**Reading passage:**
Start of Block

Psychotherapy for AN:
- Family-Based Treatment (FBT / Maudsley method) — gold standard for adolescent AN; parents take temporary charge of their child's eating; typically 15-20 sessions over 12 months; remission rates of 40-50% at end of treatment
- Cognitive Behavioral Therapy for Eating Disorders (CBT-E) — enhanced transdiagnostic CBT; 40 sessions for underweight patients; addresses overvaluation of shape/weight, dietary restraint, and maintaining mechanisms
- Specialist Supportive Clinical Management (SSCM) — combines clinical management (nutritional counseling, weight monitoring) with supportive psychotherapy
- Maudsley Model of Anorexia Nervosa Treatment for Adults (MANTRA) — addresses cognitive-interpersonal maintaining factors including cognitive rigidity, emotional avoidance, and pro-anorexia beliefs
Pharmacotherapy for AN: No medication has demonstrated robust efficacy for the core symptoms of AN or weight restoration. Olanzapine (2.5-10 mg/day) has modest evidence for weight gain and anxiety reduction. SSRIs are generally ineffective during the underweight state (likely due to tryptophan depletion) but may help prevent relapse after weight restoration. Fluoxetine (20-60 mg/day) has limited evidence for relapse prevention post-weight restoration.

End of Block

Document layout analysis records:
Start of Block

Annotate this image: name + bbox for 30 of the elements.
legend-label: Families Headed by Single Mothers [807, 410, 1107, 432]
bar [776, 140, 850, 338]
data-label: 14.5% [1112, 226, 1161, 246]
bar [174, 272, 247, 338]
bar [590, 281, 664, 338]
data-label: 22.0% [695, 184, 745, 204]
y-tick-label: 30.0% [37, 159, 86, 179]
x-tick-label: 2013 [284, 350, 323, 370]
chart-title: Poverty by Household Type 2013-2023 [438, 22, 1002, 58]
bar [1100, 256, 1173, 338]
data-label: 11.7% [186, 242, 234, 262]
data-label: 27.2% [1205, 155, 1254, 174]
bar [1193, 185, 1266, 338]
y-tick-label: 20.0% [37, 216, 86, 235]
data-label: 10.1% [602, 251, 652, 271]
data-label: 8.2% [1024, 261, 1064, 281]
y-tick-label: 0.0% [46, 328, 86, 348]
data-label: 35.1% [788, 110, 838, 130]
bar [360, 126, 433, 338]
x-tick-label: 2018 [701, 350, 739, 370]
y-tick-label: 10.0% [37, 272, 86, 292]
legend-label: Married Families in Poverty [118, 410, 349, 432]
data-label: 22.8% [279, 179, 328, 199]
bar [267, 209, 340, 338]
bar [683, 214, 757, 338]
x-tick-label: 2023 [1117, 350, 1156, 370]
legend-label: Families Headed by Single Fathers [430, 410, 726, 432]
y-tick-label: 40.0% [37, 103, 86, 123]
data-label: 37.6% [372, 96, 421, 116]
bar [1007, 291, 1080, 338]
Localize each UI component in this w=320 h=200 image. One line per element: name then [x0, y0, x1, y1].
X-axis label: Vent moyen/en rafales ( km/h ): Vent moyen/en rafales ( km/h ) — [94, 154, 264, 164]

End of Block

According to the text about anorexia nervosa treatment, how many sessions does CBT-E involve for underweight patients? These records have nothing to do with the text about anorexia nervosa treatment.

40 sessions.